**Directive**. From the listing below, pull out every line that contains the string "week" and copy each one as it stands.

— START Data rows —

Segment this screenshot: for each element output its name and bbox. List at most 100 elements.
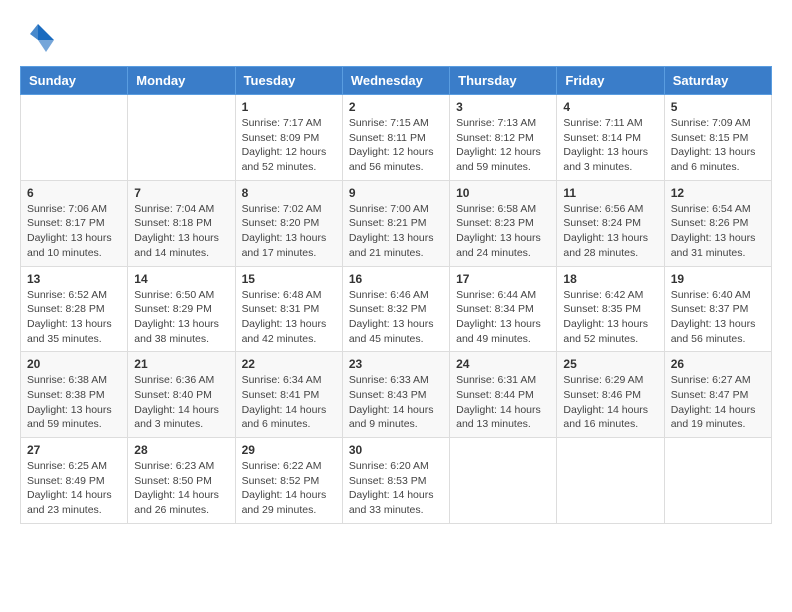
day-number: 8 — [242, 186, 336, 200]
calendar-cell — [21, 95, 128, 181]
day-number: 7 — [134, 186, 228, 200]
day-number: 5 — [671, 100, 765, 114]
day-header-monday: Monday — [128, 67, 235, 95]
day-number: 15 — [242, 272, 336, 286]
day-info: Sunrise: 6:58 AMSunset: 8:23 PMDaylight:… — [456, 202, 550, 261]
day-header-tuesday: Tuesday — [235, 67, 342, 95]
day-info: Sunrise: 6:23 AMSunset: 8:50 PMDaylight:… — [134, 459, 228, 518]
calendar-cell: 17Sunrise: 6:44 AMSunset: 8:34 PMDayligh… — [450, 266, 557, 352]
day-number: 14 — [134, 272, 228, 286]
day-info: Sunrise: 6:22 AMSunset: 8:52 PMDaylight:… — [242, 459, 336, 518]
day-header-saturday: Saturday — [664, 67, 771, 95]
day-info: Sunrise: 6:50 AMSunset: 8:29 PMDaylight:… — [134, 288, 228, 347]
day-info: Sunrise: 6:40 AMSunset: 8:37 PMDaylight:… — [671, 288, 765, 347]
day-number: 23 — [349, 357, 443, 371]
day-info: Sunrise: 6:27 AMSunset: 8:47 PMDaylight:… — [671, 373, 765, 432]
day-info: Sunrise: 6:20 AMSunset: 8:53 PMDaylight:… — [349, 459, 443, 518]
week-row-1: 6 Sunrise: 7:06 AMSunset: 8:17 PMDaylight… — [21, 180, 772, 266]
day-number: 25 — [563, 357, 657, 371]
day-number: 30 — [349, 443, 443, 457]
week-row-3: 20Sunrise: 6:38 AMSunset: 8:38 PMDayligh… — [21, 352, 772, 438]
calendar-cell — [557, 438, 664, 524]
calendar-cell: 4 Sunrise: 7:11 AMSunset: 8:14 PMDaylight… — [557, 95, 664, 181]
day-number: 13 — [27, 272, 121, 286]
week-row-4: 27 Sunrise: 6:25 AMSunset: 8:49 PMDayligh… — [21, 438, 772, 524]
calendar-cell: 30 Sunrise: 6:20 AMSunset: 8:53 PMDayligh… — [342, 438, 449, 524]
calendar-cell: 1Sunrise: 7:17 AMSunset: 8:09 PMDaylight… — [235, 95, 342, 181]
calendar-cell: 10 Sunrise: 6:58 AMSunset: 8:23 PMDayligh… — [450, 180, 557, 266]
logo-icon — [20, 20, 56, 56]
calendar-cell: 26Sunrise: 6:27 AMSunset: 8:47 PMDayligh… — [664, 352, 771, 438]
day-info: Sunrise: 7:04 AMSunset: 8:18 PMDaylight:… — [134, 202, 228, 261]
logo — [20, 20, 60, 56]
day-info: Sunrise: 6:38 AMSunset: 8:38 PMDaylight:… — [27, 373, 121, 432]
day-info: Sunrise: 6:29 AMSunset: 8:46 PMDaylight:… — [563, 373, 657, 432]
day-info: Sunrise: 6:54 AMSunset: 8:26 PMDaylight:… — [671, 202, 765, 261]
calendar-cell: 19 Sunrise: 6:40 AMSunset: 8:37 PMDayligh… — [664, 266, 771, 352]
calendar-cell: 22 Sunrise: 6:34 AMSunset: 8:41 PMDayligh… — [235, 352, 342, 438]
day-number: 1 — [242, 100, 336, 114]
day-info: Sunrise: 7:11 AMSunset: 8:14 PMDaylight:… — [563, 116, 657, 175]
day-info: Sunrise: 6:34 AMSunset: 8:41 PMDaylight:… — [242, 373, 336, 432]
calendar-cell: 7 Sunrise: 7:04 AMSunset: 8:18 PMDaylight… — [128, 180, 235, 266]
day-number: 19 — [671, 272, 765, 286]
day-number: 2 — [349, 100, 443, 114]
day-number: 6 — [27, 186, 121, 200]
calendar-cell — [450, 438, 557, 524]
day-info: Sunrise: 7:02 AMSunset: 8:20 PMDaylight:… — [242, 202, 336, 261]
calendar-cell — [664, 438, 771, 524]
calendar-cell: 13 Sunrise: 6:52 AMSunset: 8:28 PMDayligh… — [21, 266, 128, 352]
calendar-cell: 29 Sunrise: 6:22 AMSunset: 8:52 PMDayligh… — [235, 438, 342, 524]
day-number: 22 — [242, 357, 336, 371]
day-number: 27 — [27, 443, 121, 457]
day-info: Sunrise: 7:15 AMSunset: 8:11 PMDaylight:… — [349, 116, 443, 175]
day-number: 16 — [349, 272, 443, 286]
calendar-cell: 20Sunrise: 6:38 AMSunset: 8:38 PMDayligh… — [21, 352, 128, 438]
calendar-cell: 25 Sunrise: 6:29 AMSunset: 8:46 PMDayligh… — [557, 352, 664, 438]
day-header-thursday: Thursday — [450, 67, 557, 95]
calendar-cell — [128, 95, 235, 181]
day-info: Sunrise: 6:52 AMSunset: 8:28 PMDaylight:… — [27, 288, 121, 347]
day-info: Sunrise: 6:56 AMSunset: 8:24 PMDaylight:… — [563, 202, 657, 261]
calendar-cell: 12 Sunrise: 6:54 AMSunset: 8:26 PMDayligh… — [664, 180, 771, 266]
day-info: Sunrise: 7:09 AMSunset: 8:15 PMDaylight:… — [671, 116, 765, 175]
day-info: Sunrise: 6:31 AMSunset: 8:44 PMDaylight:… — [456, 373, 550, 432]
day-number: 29 — [242, 443, 336, 457]
day-info: Sunrise: 6:25 AMSunset: 8:49 PMDaylight:… — [27, 459, 121, 518]
week-row-0: 1Sunrise: 7:17 AMSunset: 8:09 PMDaylight… — [21, 95, 772, 181]
day-info: Sunrise: 7:06 AMSunset: 8:17 PMDaylight:… — [27, 202, 121, 261]
calendar-cell: 23Sunrise: 6:33 AMSunset: 8:43 PMDayligh… — [342, 352, 449, 438]
calendar-cell: 16 Sunrise: 6:46 AMSunset: 8:32 PMDayligh… — [342, 266, 449, 352]
day-info: Sunrise: 7:13 AMSunset: 8:12 PMDaylight:… — [456, 116, 550, 175]
day-info: Sunrise: 6:36 AMSunset: 8:40 PMDaylight:… — [134, 373, 228, 432]
day-header-wednesday: Wednesday — [342, 67, 449, 95]
calendar-cell: 14 Sunrise: 6:50 AMSunset: 8:29 PMDayligh… — [128, 266, 235, 352]
calendar-cell: 24 Sunrise: 6:31 AMSunset: 8:44 PMDayligh… — [450, 352, 557, 438]
calendar-cell: 21 Sunrise: 6:36 AMSunset: 8:40 PMDayligh… — [128, 352, 235, 438]
calendar-cell: 27 Sunrise: 6:25 AMSunset: 8:49 PMDayligh… — [21, 438, 128, 524]
week-row-2: 13 Sunrise: 6:52 AMSunset: 8:28 PMDayligh… — [21, 266, 772, 352]
header — [20, 20, 772, 56]
day-number: 10 — [456, 186, 550, 200]
calendar-cell: 9Sunrise: 7:00 AMSunset: 8:21 PMDaylight… — [342, 180, 449, 266]
calendar-cell: 11 Sunrise: 6:56 AMSunset: 8:24 PMDayligh… — [557, 180, 664, 266]
day-info: Sunrise: 7:00 AMSunset: 8:21 PMDaylight:… — [349, 202, 443, 261]
day-number: 3 — [456, 100, 550, 114]
day-header-sunday: Sunday — [21, 67, 128, 95]
calendar-cell: 3 Sunrise: 7:13 AMSunset: 8:12 PMDaylight… — [450, 95, 557, 181]
day-header-friday: Friday — [557, 67, 664, 95]
day-number: 21 — [134, 357, 228, 371]
day-number: 24 — [456, 357, 550, 371]
day-number: 4 — [563, 100, 657, 114]
calendar: SundayMondayTuesdayWednesdayThursdayFrid… — [20, 66, 772, 524]
calendar-cell: 5 Sunrise: 7:09 AMSunset: 8:15 PMDaylight… — [664, 95, 771, 181]
day-number: 12 — [671, 186, 765, 200]
day-info: Sunrise: 6:46 AMSunset: 8:32 PMDaylight:… — [349, 288, 443, 347]
calendar-cell: 2 Sunrise: 7:15 AMSunset: 8:11 PMDaylight… — [342, 95, 449, 181]
day-info: Sunrise: 6:48 AMSunset: 8:31 PMDaylight:… — [242, 288, 336, 347]
day-number: 17 — [456, 272, 550, 286]
day-info: Sunrise: 6:42 AMSunset: 8:35 PMDaylight:… — [563, 288, 657, 347]
calendar-header-row: SundayMondayTuesdayWednesdayThursdayFrid… — [21, 67, 772, 95]
day-number: 11 — [563, 186, 657, 200]
calendar-cell: 6 Sunrise: 7:06 AMSunset: 8:17 PMDaylight… — [21, 180, 128, 266]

— END Data rows —

**Reply**.
week-row-1: 6 Sunrise: 7:06 AMSunset: 8:17 PMDaylight… — [21, 180, 772, 266]
week-row-3: 20Sunrise: 6:38 AMSunset: 8:38 PMDayligh… — [21, 352, 772, 438]
week-row-4: 27 Sunrise: 6:25 AMSunset: 8:49 PMDayligh… — [21, 438, 772, 524]
week-row-0: 1Sunrise: 7:17 AMSunset: 8:09 PMDaylight… — [21, 95, 772, 181]
week-row-2: 13 Sunrise: 6:52 AMSunset: 8:28 PMDayligh… — [21, 266, 772, 352]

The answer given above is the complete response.